2019 杭电多校第三场 HDU - 6604 Blow up the city 支配树

题目连接：https://vjudge.net/problem/HDU-6604

题意：有向无环图，q次询问，对于x，y，有多少点能让至少一个到达不了出度为0的点

题解：学习了支配树后，瞬间简单起来，仍是最简单的一种，有向无环，反向边拓扑，按照拓扑序，创建支配树，对于询问的(x, y)，结果也就是deep[x] + deep[y] - deep[lca(x, y)]。

#include <bits/stdc++.h>
using namespace std;
#define pb push_back
const int N = 100100;
vector<int> v[N], vf[N], vz[N];
int n, m, in[N];
int a[N], q, len;
int deep[N], dp[N][22];
int ans[N];
void topo() {
	int now, to;
	queue<int> q;
	for(int i = 1; i <= n; i++) {
		if(in[i] == 0) 
			q.push(i);
	} 
	while(!q.empty()) {
		a[++len] = q.front(); q.pop();
		now = a[len];
		for(int i = 0; i < vf[now].size(); i++) {
			to = vf[now][i];
			in[to]--;
			if(in[to] == 0)

> [数据展示]
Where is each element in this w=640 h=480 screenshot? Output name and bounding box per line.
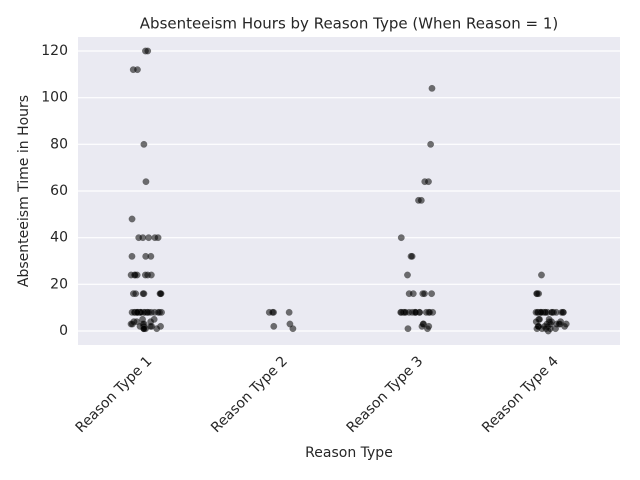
y-tick-label: 80 — [50, 136, 68, 152]
data-point — [128, 215, 136, 223]
data-point — [142, 178, 150, 186]
data-point — [157, 290, 165, 298]
data-point — [421, 290, 428, 298]
data-point — [552, 308, 560, 316]
data-point — [133, 308, 141, 316]
data-point — [132, 290, 140, 298]
data-point — [405, 290, 413, 298]
data-point — [144, 47, 152, 55]
x-tick-label: Reason Type 4 — [479, 353, 562, 436]
data-point — [127, 271, 135, 279]
data-point — [404, 325, 412, 333]
y-tick-label: 0 — [59, 323, 68, 339]
data-point — [127, 320, 135, 328]
data-point — [153, 325, 161, 333]
data-point — [427, 140, 435, 148]
data-point — [145, 308, 153, 316]
data-point — [428, 84, 436, 92]
data-point — [533, 325, 541, 333]
chart-title: Absenteeism Hours by Reason Type (When R… — [140, 15, 558, 33]
x-tick-label: Reason Type 1 — [73, 353, 156, 436]
x-axis-label: Reason Type — [305, 445, 393, 461]
data-point — [397, 234, 405, 242]
data-point — [270, 322, 278, 330]
data-point — [140, 140, 148, 148]
y-axis-label: Absenteeism Time in Hours — [16, 95, 32, 287]
data-point — [289, 325, 297, 333]
data-point — [265, 308, 273, 316]
x-tick-label: Reason Type 2 — [208, 353, 291, 436]
y-tick-label: 20 — [50, 276, 68, 292]
data-point — [133, 66, 141, 74]
y-tick-label: 100 — [41, 90, 68, 106]
data-point — [404, 271, 411, 279]
data-point — [428, 290, 436, 298]
data-point — [402, 308, 409, 316]
data-point — [408, 252, 416, 260]
data-point — [142, 252, 150, 260]
y-tick-label: 40 — [50, 230, 68, 246]
data-point — [128, 252, 136, 260]
data-point — [141, 271, 149, 279]
x-tick-label: Reason Type 3 — [344, 353, 427, 436]
data-point — [415, 196, 422, 204]
data-point — [285, 308, 293, 316]
data-point — [140, 325, 148, 333]
data-point — [532, 308, 540, 316]
data-point — [139, 290, 147, 298]
y-tick-label: 60 — [50, 183, 68, 199]
data-point — [412, 308, 420, 316]
data-point — [424, 325, 431, 333]
data-point — [561, 322, 569, 330]
data-point — [135, 234, 143, 242]
data-point — [151, 234, 159, 242]
y-tick-label: 120 — [41, 43, 68, 59]
data-point — [538, 271, 545, 279]
data-point — [154, 308, 162, 316]
data-point — [421, 178, 429, 186]
data-point — [426, 308, 434, 316]
data-point — [533, 290, 541, 298]
data-point — [145, 234, 153, 242]
data-point — [544, 327, 552, 335]
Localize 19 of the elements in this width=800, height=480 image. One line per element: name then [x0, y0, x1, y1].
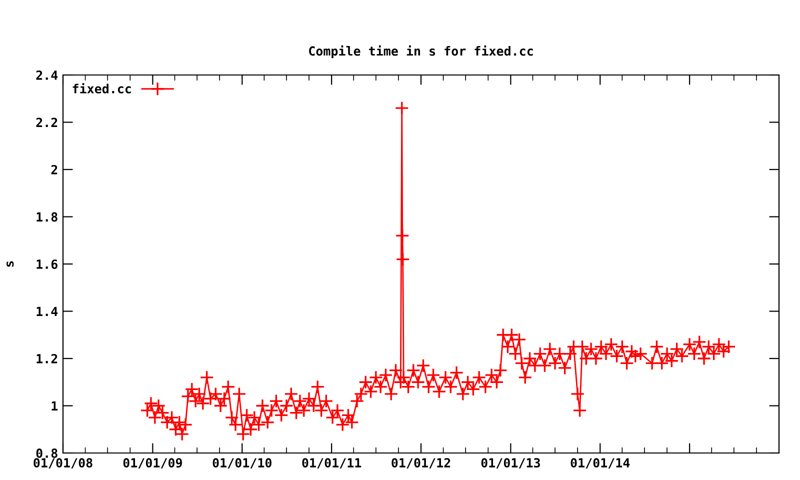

> [练习要求]
(A) 这篇题解中，对于询问的(x, y)，结果用什么式子算出来？
(B) 把这篇题解的代码里用 int 声明的全局数组全部列出来。
(C) 请照抄这篇题解中的一段，从“#include <bits/stdc++.h>”开始，一直到“if(in[i] == 0)”为止。
这些记录跟本练习没有关系。

> [各题答案]
(A) deep[x] + deep[y] - deep[lca(x, y)]

(B) in[N]、a[N]、deep[N]、dp[N][22]、ans[N]

(C)
#include <bits/stdc++.h>
using namespace std;
#define pb push_back
const int N = 100100;
vector<int> v[N], vf[N], vz[N];
int n, m, in[N];
int a[N], q, len;
int deep[N], dp[N][22];
int ans[N];
void topo() {
	int now, to;
	queue<int> q;
	for(int i = 1; i <= n; i++) {
		if(in[i] == 0)